Set out each line from the following listing that includes the word "involves".

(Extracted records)
________________________
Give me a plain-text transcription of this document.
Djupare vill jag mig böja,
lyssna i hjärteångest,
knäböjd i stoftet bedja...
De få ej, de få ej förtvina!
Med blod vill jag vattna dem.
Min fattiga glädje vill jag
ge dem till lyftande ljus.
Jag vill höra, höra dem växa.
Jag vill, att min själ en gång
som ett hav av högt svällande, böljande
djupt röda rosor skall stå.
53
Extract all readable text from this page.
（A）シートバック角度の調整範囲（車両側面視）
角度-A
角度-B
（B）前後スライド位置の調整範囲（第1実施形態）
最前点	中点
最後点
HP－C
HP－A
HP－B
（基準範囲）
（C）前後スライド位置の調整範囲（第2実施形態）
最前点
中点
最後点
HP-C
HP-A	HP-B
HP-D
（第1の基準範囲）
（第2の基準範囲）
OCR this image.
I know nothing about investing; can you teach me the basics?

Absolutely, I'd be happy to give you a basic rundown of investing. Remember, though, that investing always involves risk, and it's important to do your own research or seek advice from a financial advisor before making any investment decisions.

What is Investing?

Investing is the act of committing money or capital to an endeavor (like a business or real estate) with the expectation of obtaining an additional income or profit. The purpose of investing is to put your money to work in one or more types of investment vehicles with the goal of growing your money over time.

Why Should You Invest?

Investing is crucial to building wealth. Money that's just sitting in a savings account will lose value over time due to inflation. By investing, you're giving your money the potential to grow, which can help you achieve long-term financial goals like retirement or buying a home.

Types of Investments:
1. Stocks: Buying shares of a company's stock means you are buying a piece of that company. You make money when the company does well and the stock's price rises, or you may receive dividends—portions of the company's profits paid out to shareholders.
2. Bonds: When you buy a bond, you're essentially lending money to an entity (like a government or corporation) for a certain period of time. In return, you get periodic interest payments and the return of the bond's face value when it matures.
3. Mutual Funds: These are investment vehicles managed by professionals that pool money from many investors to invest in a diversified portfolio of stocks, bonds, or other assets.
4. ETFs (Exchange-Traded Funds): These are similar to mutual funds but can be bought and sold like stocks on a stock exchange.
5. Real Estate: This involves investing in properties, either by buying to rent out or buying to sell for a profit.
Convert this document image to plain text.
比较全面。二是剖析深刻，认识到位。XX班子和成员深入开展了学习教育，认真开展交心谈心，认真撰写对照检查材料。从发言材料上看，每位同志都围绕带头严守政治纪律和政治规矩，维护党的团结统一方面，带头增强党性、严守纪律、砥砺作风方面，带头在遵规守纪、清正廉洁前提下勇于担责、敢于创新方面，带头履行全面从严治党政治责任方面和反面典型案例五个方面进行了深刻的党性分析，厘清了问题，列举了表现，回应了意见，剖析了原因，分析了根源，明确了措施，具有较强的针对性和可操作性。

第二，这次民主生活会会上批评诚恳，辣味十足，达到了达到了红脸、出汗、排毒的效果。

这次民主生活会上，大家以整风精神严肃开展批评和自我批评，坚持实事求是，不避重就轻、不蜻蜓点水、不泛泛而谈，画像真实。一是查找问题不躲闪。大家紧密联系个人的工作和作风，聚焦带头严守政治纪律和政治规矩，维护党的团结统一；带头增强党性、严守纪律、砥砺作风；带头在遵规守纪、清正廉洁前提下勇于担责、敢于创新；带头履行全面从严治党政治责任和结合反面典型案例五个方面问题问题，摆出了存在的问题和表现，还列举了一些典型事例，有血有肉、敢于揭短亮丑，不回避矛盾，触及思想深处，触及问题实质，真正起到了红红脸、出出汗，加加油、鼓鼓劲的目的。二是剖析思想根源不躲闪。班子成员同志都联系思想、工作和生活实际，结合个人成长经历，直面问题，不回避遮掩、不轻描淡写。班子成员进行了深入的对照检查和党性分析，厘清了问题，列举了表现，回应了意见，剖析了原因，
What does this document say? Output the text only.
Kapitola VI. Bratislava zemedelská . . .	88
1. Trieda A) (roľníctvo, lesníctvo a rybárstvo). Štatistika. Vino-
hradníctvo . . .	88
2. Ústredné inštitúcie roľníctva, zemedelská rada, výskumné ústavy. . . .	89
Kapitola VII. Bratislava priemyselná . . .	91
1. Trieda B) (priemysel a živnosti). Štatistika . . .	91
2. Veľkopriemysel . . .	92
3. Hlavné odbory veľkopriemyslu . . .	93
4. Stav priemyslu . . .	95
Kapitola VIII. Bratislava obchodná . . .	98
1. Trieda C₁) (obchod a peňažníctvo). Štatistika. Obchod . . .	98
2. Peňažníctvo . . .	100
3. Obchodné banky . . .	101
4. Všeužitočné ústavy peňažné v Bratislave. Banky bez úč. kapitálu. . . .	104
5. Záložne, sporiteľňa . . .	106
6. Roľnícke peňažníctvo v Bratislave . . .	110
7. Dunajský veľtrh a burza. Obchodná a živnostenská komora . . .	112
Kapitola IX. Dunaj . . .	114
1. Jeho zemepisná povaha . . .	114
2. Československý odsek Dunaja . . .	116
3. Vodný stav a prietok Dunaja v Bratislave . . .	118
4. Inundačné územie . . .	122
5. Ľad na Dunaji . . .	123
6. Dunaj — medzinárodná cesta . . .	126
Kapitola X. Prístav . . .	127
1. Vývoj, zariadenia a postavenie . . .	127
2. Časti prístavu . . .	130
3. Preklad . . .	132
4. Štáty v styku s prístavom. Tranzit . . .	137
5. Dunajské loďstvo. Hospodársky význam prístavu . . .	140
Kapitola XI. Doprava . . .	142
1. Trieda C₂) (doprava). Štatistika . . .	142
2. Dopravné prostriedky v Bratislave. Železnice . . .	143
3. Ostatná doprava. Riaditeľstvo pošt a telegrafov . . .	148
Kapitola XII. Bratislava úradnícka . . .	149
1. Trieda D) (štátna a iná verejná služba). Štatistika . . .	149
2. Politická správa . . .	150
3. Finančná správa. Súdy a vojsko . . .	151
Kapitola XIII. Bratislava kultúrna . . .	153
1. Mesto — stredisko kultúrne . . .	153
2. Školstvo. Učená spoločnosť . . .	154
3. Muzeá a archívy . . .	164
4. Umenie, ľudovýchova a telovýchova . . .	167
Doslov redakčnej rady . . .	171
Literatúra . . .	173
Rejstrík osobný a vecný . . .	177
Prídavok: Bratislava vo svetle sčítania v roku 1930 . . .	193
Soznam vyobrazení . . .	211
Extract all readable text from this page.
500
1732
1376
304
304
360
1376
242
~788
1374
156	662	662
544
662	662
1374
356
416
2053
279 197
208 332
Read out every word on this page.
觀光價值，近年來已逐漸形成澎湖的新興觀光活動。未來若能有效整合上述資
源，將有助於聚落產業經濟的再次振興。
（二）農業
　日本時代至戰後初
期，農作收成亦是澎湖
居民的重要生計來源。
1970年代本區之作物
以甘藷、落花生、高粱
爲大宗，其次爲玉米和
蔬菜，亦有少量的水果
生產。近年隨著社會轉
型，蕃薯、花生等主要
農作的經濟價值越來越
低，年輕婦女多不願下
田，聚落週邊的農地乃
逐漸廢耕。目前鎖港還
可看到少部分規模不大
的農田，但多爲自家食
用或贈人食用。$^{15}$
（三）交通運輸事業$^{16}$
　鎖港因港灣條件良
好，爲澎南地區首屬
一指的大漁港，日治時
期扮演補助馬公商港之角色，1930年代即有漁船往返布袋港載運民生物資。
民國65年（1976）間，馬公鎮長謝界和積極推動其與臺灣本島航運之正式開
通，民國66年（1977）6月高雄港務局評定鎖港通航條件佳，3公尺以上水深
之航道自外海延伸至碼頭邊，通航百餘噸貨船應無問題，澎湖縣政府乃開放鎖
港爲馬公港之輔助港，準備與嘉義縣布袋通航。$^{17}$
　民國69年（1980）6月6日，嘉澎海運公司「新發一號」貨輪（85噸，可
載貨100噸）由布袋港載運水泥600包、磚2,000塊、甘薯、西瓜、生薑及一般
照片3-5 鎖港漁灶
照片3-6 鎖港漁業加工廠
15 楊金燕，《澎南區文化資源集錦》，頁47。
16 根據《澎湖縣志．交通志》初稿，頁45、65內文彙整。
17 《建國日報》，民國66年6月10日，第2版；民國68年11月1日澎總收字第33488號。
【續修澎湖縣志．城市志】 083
________________________
The answer:
Absolutely, I'd be happy to give you a basic rundown of investing. Remember, though, that investing always involves risk, and it's important to do your own research or seek advice from a financial advisor before making any investment decisions.
5. Real Estate: This involves investing in properties, either by buying to rent out or buying to sell for a profit.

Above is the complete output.